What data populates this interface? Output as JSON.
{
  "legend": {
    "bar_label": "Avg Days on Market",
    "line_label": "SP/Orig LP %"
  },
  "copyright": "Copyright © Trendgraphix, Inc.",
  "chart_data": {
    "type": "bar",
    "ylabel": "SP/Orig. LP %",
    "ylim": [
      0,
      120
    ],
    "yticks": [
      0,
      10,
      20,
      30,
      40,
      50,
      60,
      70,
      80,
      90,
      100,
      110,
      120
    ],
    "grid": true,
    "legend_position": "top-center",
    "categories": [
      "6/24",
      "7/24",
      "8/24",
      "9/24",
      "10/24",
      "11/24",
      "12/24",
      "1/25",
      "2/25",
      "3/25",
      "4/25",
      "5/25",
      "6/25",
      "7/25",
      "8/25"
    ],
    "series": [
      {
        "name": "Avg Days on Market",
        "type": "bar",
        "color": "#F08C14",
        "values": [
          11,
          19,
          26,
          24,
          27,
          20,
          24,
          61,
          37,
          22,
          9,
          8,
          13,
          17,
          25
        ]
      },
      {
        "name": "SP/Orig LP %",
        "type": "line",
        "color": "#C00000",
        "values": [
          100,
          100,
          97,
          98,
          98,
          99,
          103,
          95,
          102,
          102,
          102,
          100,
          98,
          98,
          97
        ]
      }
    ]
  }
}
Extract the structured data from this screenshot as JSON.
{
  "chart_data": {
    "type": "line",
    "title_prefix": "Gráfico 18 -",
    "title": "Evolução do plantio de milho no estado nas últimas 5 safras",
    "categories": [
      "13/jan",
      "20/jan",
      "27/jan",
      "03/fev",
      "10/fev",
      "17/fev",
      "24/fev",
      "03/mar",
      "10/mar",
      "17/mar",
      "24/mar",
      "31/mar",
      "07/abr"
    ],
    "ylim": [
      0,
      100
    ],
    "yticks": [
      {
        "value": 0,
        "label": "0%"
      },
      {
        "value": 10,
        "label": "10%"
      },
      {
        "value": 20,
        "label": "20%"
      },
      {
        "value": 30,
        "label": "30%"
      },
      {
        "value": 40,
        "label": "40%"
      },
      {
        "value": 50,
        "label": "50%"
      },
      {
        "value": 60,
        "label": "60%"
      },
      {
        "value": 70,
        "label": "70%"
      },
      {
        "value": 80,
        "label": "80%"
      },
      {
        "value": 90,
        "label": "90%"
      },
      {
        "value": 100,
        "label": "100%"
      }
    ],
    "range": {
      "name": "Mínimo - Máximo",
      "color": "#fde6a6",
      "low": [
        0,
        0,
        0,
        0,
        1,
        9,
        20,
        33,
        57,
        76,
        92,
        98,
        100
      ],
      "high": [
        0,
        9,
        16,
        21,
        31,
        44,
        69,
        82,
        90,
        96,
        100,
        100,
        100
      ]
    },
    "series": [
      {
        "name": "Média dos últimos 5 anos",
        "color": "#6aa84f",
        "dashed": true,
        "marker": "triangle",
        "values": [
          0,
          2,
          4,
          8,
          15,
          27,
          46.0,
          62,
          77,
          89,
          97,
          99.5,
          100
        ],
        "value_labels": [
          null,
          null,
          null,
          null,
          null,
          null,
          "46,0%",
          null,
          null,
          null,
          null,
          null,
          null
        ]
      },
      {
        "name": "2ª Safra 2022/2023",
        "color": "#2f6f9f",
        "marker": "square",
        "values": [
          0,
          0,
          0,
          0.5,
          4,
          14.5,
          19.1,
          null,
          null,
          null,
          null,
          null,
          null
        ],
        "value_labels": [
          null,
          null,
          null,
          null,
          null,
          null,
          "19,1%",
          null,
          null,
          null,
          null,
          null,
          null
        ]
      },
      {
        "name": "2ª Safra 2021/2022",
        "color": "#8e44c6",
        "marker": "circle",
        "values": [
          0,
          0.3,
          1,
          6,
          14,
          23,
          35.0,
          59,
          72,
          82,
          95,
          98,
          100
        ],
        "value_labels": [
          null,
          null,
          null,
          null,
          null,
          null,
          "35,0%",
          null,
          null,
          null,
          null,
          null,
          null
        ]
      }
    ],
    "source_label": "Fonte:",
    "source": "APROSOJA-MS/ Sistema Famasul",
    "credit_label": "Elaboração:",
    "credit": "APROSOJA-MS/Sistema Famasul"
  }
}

____

■ **Task instructions**:
Please set down the whole listing above without altering a single line.

■ **Result**:
What data populates this interface? Output as JSON.
{
  "legend": {
    "bar_label": "Avg Days on Market",
    "line_label": "SP/Orig LP %"
  },
  "copyright": "Copyright © Trendgraphix, Inc.",
  "chart_data": {
    "type": "bar",
    "ylabel": "SP/Orig. LP %",
    "ylim": [
      0,
      120
    ],
    "yticks": [
      0,
      10,
      20,
      30,
      40,
      50,
      60,
      70,
      80,
      90,
      100,
      110,
      120
    ],
    "grid": true,
    "legend_position": "top-center",
    "categories": [
      "6/24",
      "7/24",
      "8/24",
      "9/24",
      "10/24",
      "11/24",
      "12/24",
      "1/25",
      "2/25",
      "3/25",
      "4/25",
      "5/25",
      "6/25",
      "7/25",
      "8/25"
    ],
    "series": [
      {
        "name": "Avg Days on Market",
        "type": "bar",
        "color": "#F08C14",
        "values": [
          11,
          19,
          26,
          24,
          27,
          20,
          24,
          61,
          37,
          22,
          9,
          8,
          13,
          17,
          25
        ]
      },
      {
        "name": "SP/Orig LP %",
        "type": "line",
        "color": "#C00000",
        "values": [
          100,
          100,
          97,
          98,
          98,
          99,
          103,
          95,
          102,
          102,
          102,
          100,
          98,
          98,
          97
        ]
      }
    ]
  }
}
Extract the structured data from this screenshot as JSON.
{
  "chart_data": {
    "type": "line",
    "title_prefix": "Gráfico 18 -",
    "title": "Evolução do plantio de milho no estado nas últimas 5 safras",
    "categories": [
      "13/jan",
      "20/jan",
      "27/jan",
      "03/fev",
      "10/fev",
      "17/fev",
      "24/fev",
      "03/mar",
      "10/mar",
      "17/mar",
      "24/mar",
      "31/mar",
      "07/abr"
    ],
    "ylim": [
      0,
      100
    ],
    "yticks": [
      {
        "value": 0,
        "label": "0%"
      },
      {
        "value": 10,
        "label": "10%"
      },
      {
        "value": 20,
        "label": "20%"
      },
      {
        "value": 30,
        "label": "30%"
      },
      {
        "value": 40,
        "label": "40%"
      },
      {
        "value": 50,
        "label": "50%"
      },
      {
        "value": 60,
        "label": "60%"
      },
      {
        "value": 70,
        "label": "70%"
      },
      {
        "value": 80,
        "label": "80%"
      },
      {
        "value": 90,
        "label": "90%"
      },
      {
        "value": 100,
        "label": "100%"
      }
    ],
    "range": {
      "name": "Mínimo - Máximo",
      "color": "#fde6a6",
      "low": [
        0,
        0,
        0,
        0,
        1,
        9,
        20,
        33,
        57,
        76,
        92,
        98,
        100
      ],
      "high": [
        0,
        9,
        16,
        21,
        31,
        44,
        69,
        82,
        90,
        96,
        100,
        100,
        100
      ]
    },
    "series": [
      {
        "name": "Média dos últimos 5 anos",
        "color": "#6aa84f",
        "dashed": true,
        "marker": "triangle",
        "values": [
          0,
          2,
          4,
          8,
          15,
          27,
          46.0,
          62,
          77,
          89,
          97,
          99.5,
          100
        ],
        "value_labels": [
          null,
          null,
          null,
          null,
          null,
          null,
          "46,0%",
          null,
          null,
          null,
          null,
          null,
          null
        ]
      },
      {
        "name": "2ª Safra 2022/2023",
        "color": "#2f6f9f",
        "marker": "square",
        "values": [
          0,
          0,
          0,
          0.5,
          4,
          14.5,
          19.1,
          null,
          null,
          null,
          null,
          null,
          null
        ],
        "value_labels": [
          null,
          null,
          null,
          null,
          null,
          null,
          "19,1%",
          null,
          null,
          null,
          null,
          null,
          null
        ]
      },
      {
        "name": "2ª Safra 2021/2022",
        "color": "#8e44c6",
        "marker": "circle",
        "values": [
          0,
          0.3,
          1,
          6,
          14,
          23,
          35.0,
          59,
          72,
          82,
          95,
          98,
          100
        ],
        "value_labels": [
          null,
          null,
          null,
          null,
          null,
          null,
          "35,0%",
          null,
          null,
          null,
          null,
          null,
          null
        ]
      }
    ],
    "source_label": "Fonte:",
    "source": "APROSOJA-MS/ Sistema Famasul",
    "credit_label": "Elaboração:",
    "credit": "APROSOJA-MS/Sistema Famasul"
  }
}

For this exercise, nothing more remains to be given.